*Work required*: Each record below should be repeated precisely as written.

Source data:
++++++++
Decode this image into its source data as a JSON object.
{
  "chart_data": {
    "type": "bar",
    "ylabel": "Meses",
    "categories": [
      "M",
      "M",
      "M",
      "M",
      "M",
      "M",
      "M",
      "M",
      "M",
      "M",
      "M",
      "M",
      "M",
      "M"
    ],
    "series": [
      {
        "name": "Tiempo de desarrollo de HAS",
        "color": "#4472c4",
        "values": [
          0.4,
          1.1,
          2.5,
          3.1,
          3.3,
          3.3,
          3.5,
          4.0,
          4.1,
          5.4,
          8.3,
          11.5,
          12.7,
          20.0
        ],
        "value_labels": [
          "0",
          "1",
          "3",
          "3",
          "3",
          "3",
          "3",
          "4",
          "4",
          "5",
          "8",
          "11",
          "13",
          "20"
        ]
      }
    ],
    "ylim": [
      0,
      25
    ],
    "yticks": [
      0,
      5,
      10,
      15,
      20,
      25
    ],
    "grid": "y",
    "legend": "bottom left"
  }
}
++++++++
*Final result*:
Decode this image into its source data as a JSON object.
{
  "chart_data": {
    "type": "bar",
    "ylabel": "Meses",
    "categories": [
      "M",
      "M",
      "M",
      "M",
      "M",
      "M",
      "M",
      "M",
      "M",
      "M",
      "M",
      "M",
      "M",
      "M"
    ],
    "series": [
      {
        "name": "Tiempo de desarrollo de HAS",
        "color": "#4472c4",
        "values": [
          0.4,
          1.1,
          2.5,
          3.1,
          3.3,
          3.3,
          3.5,
          4.0,
          4.1,
          5.4,
          8.3,
          11.5,
          12.7,
          20.0
        ],
        "value_labels": [
          "0",
          "1",
          "3",
          "3",
          "3",
          "3",
          "3",
          "4",
          "4",
          "5",
          "8",
          "11",
          "13",
          "20"
        ]
      }
    ],
    "ylim": [
      0,
      25
    ],
    "yticks": [
      0,
      5,
      10,
      15,
      20,
      25
    ],
    "grid": "y",
    "legend": "bottom left"
  }
}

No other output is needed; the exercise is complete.